● **Items**:
::::::::::

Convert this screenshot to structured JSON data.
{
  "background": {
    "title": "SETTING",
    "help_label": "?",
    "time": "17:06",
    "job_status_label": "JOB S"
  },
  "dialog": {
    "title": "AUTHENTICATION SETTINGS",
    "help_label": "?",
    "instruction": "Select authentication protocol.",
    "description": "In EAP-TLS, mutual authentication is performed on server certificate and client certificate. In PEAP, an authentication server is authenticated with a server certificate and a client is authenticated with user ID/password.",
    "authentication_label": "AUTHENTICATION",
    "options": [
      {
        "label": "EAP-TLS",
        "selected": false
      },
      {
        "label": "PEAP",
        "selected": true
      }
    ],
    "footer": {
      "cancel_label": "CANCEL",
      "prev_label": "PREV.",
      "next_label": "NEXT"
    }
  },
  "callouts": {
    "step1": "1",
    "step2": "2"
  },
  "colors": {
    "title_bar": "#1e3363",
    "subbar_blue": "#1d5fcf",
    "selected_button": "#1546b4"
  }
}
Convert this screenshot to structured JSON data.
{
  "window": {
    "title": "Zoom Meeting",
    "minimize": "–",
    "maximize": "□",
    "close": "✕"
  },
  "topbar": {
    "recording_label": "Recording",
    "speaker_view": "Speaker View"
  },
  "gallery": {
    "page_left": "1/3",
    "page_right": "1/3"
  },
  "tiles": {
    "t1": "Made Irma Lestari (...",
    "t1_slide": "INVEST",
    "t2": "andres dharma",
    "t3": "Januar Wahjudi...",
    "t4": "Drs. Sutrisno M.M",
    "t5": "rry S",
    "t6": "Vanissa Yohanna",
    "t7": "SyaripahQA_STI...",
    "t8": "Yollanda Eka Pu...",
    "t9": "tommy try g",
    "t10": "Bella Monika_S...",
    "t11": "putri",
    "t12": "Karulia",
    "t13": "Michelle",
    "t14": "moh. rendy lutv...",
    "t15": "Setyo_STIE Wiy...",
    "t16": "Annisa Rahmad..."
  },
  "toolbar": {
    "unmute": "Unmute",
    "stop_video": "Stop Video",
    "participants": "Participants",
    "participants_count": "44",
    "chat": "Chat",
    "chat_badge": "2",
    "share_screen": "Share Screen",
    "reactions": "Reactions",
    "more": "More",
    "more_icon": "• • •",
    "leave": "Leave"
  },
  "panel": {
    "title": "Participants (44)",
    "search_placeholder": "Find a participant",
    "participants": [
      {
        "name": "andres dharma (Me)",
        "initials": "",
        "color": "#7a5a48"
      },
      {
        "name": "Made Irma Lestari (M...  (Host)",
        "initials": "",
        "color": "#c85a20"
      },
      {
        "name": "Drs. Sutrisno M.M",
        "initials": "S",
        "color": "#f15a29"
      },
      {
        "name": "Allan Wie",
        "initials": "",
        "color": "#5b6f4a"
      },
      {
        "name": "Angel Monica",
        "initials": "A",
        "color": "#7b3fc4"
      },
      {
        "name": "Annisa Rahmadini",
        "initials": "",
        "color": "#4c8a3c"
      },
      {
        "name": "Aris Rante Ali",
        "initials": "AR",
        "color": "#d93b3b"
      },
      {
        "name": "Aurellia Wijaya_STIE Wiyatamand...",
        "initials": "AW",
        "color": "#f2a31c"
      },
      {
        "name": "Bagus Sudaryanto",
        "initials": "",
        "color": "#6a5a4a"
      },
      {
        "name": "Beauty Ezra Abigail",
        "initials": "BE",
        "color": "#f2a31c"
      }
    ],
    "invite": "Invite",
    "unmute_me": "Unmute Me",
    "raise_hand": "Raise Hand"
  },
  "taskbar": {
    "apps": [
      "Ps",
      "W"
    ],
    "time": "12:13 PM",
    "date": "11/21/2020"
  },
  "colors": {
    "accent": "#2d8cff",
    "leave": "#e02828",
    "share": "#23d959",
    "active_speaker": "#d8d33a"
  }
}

::::::::::

● **Task statement**:
Using the listing above, retype each line exactly.

● **The completed task**:
Convert this screenshot to structured JSON data.
{
  "background": {
    "title": "SETTING",
    "help_label": "?",
    "time": "17:06",
    "job_status_label": "JOB S"
  },
  "dialog": {
    "title": "AUTHENTICATION SETTINGS",
    "help_label": "?",
    "instruction": "Select authentication protocol.",
    "description": "In EAP-TLS, mutual authentication is performed on server certificate and client certificate. In PEAP, an authentication server is authenticated with a server certificate and a client is authenticated with user ID/password.",
    "authentication_label": "AUTHENTICATION",
    "options": [
      {
        "label": "EAP-TLS",
        "selected": false
      },
      {
        "label": "PEAP",
        "selected": true
      }
    ],
    "footer": {
      "cancel_label": "CANCEL",
      "prev_label": "PREV.",
      "next_label": "NEXT"
    }
  },
  "callouts": {
    "step1": "1",
    "step2": "2"
  },
  "colors": {
    "title_bar": "#1e3363",
    "subbar_blue": "#1d5fcf",
    "selected_button": "#1546b4"
  }
}
Convert this screenshot to structured JSON data.
{
  "window": {
    "title": "Zoom Meeting",
    "minimize": "–",
    "maximize": "□",
    "close": "✕"
  },
  "topbar": {
    "recording_label": "Recording",
    "speaker_view": "Speaker View"
  },
  "gallery": {
    "page_left": "1/3",
    "page_right": "1/3"
  },
  "tiles": {
    "t1": "Made Irma Lestari (...",
    "t1_slide": "INVEST",
    "t2": "andres dharma",
    "t3": "Januar Wahjudi...",
    "t4": "Drs. Sutrisno M.M",
    "t5": "rry S",
    "t6": "Vanissa Yohanna",
    "t7": "SyaripahQA_STI...",
    "t8": "Yollanda Eka Pu...",
    "t9": "tommy try g",
    "t10": "Bella Monika_S...",
    "t11": "putri",
    "t12": "Karulia",
    "t13": "Michelle",
    "t14": "moh. rendy lutv...",
    "t15": "Setyo_STIE Wiy...",
    "t16": "Annisa Rahmad..."
  },
  "toolbar": {
    "unmute": "Unmute",
    "stop_video": "Stop Video",
    "participants": "Participants",
    "participants_count": "44",
    "chat": "Chat",
    "chat_badge": "2",
    "share_screen": "Share Screen",
    "reactions": "Reactions",
    "more": "More",
    "more_icon": "• • •",
    "leave": "Leave"
  },
  "panel": {
    "title": "Participants (44)",
    "search_placeholder": "Find a participant",
    "participants": [
      {
        "name": "andres dharma (Me)",
        "initials": "",
        "color": "#7a5a48"
      },
      {
        "name": "Made Irma Lestari (M...  (Host)",
        "initials": "",
        "color": "#c85a20"
      },
      {
        "name": "Drs. Sutrisno M.M",
        "initials": "S",
        "color": "#f15a29"
      },
      {
        "name": "Allan Wie",
        "initials": "",
        "color": "#5b6f4a"
      },
      {
        "name": "Angel Monica",
        "initials": "A",
        "color": "#7b3fc4"
      },
      {
        "name": "Annisa Rahmadini",
        "initials": "",
        "color": "#4c8a3c"
      },
      {
        "name": "Aris Rante Ali",
        "initials": "AR",
        "color": "#d93b3b"
      },
      {
        "name": "Aurellia Wijaya_STIE Wiyatamand...",
        "initials": "AW",
        "color": "#f2a31c"
      },
      {
        "name": "Bagus Sudaryanto",
        "initials": "",
        "color": "#6a5a4a"
      },
      {
        "name": "Beauty Ezra Abigail",
        "initials": "BE",
        "color": "#f2a31c"
      }
    ],
    "invite": "Invite",
    "unmute_me": "Unmute Me",
    "raise_hand": "Raise Hand"
  },
  "taskbar": {
    "apps": [
      "Ps",
      "W"
    ],
    "time": "12:13 PM",
    "date": "11/21/2020"
  },
  "colors": {
    "accent": "#2d8cff",
    "leave": "#e02828",
    "share": "#23d959",
    "active_speaker": "#d8d33a"
  }
}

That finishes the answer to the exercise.